Tally every line of the listing below that holds "active", then give the tally alone.

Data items
○ ○ ○ ○ ○
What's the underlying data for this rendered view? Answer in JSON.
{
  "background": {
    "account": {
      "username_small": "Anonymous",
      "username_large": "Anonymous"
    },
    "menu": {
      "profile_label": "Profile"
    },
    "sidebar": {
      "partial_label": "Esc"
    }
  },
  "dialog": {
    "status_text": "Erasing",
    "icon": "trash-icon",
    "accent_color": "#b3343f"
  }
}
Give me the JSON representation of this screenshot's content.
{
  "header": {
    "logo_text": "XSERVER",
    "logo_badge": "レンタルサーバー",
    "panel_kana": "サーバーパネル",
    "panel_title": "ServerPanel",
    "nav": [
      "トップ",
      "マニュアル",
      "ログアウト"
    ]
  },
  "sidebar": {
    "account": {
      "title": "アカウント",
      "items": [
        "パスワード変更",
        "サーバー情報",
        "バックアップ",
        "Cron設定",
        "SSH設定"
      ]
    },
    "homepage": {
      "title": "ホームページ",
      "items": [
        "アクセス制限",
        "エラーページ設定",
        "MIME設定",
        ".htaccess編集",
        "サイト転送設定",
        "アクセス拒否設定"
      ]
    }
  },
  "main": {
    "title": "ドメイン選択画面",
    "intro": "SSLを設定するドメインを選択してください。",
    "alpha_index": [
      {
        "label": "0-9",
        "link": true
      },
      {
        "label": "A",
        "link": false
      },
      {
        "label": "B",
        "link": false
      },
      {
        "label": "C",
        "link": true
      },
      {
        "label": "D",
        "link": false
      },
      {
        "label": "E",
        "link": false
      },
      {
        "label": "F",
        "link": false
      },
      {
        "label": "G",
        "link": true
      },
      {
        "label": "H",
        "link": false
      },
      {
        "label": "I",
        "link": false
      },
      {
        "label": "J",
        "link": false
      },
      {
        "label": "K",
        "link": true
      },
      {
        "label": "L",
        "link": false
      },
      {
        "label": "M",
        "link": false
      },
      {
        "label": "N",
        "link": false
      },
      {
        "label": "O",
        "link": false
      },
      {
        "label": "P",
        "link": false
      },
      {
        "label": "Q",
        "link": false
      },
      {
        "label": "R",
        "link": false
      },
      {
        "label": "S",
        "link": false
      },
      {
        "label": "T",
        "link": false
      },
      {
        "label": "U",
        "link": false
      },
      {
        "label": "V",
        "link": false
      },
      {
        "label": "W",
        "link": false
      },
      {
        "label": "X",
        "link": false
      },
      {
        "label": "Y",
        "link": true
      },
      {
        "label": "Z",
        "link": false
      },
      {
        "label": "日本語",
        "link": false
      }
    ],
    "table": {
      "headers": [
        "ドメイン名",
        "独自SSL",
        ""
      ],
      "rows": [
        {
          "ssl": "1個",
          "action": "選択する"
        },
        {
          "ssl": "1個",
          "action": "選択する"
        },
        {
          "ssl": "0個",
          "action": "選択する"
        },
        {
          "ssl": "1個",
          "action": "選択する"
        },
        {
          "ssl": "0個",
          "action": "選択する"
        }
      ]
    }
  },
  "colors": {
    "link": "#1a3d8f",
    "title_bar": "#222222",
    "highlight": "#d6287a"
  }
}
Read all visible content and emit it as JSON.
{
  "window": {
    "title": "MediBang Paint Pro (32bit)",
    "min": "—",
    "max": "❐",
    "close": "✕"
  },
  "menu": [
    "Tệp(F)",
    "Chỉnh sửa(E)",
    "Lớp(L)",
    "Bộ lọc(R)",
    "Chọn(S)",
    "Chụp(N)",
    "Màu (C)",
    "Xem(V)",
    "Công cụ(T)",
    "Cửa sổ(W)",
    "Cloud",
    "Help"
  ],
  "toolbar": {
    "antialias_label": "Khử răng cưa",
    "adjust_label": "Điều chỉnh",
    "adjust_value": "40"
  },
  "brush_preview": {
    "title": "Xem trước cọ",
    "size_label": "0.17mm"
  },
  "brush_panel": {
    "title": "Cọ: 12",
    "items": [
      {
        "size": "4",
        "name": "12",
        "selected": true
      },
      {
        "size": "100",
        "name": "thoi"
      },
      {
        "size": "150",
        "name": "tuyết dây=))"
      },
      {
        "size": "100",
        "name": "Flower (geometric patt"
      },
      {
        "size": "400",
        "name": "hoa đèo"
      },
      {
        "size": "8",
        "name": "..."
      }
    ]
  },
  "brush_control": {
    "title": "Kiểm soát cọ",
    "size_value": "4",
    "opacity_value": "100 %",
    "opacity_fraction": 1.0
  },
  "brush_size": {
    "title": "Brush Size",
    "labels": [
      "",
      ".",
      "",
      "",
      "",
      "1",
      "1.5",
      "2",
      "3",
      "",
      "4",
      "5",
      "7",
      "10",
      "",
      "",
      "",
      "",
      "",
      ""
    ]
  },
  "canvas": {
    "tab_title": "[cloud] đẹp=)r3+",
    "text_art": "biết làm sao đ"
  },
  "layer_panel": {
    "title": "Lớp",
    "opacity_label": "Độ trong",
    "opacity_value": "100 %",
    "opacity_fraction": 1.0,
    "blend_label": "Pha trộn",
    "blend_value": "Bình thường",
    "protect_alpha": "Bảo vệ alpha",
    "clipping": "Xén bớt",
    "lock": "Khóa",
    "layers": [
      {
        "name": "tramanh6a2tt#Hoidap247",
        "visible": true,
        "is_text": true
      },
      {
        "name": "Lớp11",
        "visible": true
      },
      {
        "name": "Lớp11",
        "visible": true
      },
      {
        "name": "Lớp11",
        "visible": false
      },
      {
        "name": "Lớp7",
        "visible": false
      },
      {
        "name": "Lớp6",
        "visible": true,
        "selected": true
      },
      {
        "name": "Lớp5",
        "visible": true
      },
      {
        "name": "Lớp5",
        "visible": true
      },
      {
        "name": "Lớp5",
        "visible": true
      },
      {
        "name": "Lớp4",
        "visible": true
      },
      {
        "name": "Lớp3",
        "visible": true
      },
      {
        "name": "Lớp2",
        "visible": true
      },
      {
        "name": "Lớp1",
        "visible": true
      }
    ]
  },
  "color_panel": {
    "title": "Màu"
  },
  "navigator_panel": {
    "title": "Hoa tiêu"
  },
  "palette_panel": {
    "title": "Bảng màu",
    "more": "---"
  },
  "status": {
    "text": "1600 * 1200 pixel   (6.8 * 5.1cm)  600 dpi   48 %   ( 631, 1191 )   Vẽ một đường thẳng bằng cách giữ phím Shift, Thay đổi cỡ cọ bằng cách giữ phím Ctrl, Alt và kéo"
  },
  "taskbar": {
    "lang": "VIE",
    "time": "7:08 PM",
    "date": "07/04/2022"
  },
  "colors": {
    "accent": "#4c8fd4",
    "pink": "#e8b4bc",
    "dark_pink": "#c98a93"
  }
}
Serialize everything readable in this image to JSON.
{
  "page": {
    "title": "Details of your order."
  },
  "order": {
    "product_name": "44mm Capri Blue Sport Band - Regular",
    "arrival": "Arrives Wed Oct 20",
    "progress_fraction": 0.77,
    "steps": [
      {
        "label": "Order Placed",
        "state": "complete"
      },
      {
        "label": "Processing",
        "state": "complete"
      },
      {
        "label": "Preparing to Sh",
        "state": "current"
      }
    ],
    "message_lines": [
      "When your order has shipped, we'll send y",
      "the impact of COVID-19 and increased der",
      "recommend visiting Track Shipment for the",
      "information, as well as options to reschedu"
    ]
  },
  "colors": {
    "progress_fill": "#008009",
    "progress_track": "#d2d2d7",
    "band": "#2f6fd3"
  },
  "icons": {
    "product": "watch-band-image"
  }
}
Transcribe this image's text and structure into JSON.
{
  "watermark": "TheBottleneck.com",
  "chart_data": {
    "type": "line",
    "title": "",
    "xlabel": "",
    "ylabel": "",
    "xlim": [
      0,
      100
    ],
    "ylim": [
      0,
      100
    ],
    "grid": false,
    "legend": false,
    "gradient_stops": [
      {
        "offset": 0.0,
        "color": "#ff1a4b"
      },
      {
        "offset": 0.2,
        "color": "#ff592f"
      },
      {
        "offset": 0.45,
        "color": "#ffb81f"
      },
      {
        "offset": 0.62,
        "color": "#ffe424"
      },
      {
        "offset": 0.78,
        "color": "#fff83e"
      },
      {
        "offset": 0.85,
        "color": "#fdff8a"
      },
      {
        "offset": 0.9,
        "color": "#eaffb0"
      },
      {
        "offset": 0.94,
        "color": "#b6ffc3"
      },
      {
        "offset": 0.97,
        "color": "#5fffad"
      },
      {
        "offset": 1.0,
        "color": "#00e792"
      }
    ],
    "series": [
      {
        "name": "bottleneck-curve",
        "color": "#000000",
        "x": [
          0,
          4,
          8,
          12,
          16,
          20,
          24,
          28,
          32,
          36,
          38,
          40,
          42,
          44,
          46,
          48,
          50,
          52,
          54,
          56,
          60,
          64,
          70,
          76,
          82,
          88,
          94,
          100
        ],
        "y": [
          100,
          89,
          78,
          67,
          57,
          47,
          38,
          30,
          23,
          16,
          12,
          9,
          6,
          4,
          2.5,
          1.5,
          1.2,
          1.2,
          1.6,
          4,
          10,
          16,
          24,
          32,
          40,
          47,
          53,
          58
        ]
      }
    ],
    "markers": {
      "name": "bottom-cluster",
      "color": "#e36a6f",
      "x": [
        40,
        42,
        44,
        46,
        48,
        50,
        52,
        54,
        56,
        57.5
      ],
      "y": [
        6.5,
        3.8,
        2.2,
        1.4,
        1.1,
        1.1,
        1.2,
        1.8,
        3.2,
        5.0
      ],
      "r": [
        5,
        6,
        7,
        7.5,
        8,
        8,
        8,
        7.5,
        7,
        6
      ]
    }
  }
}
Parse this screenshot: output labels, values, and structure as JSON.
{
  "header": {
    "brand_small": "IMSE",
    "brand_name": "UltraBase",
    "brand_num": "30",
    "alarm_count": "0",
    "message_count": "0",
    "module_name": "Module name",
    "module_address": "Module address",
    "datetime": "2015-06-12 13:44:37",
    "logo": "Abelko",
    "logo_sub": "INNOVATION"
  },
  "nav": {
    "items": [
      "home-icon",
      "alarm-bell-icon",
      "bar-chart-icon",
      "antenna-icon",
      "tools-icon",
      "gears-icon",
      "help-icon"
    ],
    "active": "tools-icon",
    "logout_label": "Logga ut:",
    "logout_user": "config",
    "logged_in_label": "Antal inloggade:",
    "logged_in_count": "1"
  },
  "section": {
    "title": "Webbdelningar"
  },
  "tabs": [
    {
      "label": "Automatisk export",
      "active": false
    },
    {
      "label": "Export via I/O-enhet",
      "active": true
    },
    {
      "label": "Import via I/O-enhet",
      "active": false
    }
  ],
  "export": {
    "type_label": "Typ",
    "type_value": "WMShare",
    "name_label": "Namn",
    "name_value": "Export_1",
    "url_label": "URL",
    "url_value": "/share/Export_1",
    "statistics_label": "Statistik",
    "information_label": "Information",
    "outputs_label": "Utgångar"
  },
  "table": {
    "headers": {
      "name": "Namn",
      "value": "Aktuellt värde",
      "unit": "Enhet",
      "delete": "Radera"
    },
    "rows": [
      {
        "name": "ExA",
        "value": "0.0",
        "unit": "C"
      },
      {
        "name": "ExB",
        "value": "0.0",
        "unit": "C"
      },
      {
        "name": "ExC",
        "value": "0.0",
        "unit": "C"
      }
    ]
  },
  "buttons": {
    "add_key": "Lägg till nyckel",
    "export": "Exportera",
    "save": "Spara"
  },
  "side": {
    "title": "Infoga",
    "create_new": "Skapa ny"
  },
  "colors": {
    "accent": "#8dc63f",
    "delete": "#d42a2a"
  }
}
○ ○ ○ ○ ○
**Reply:** 4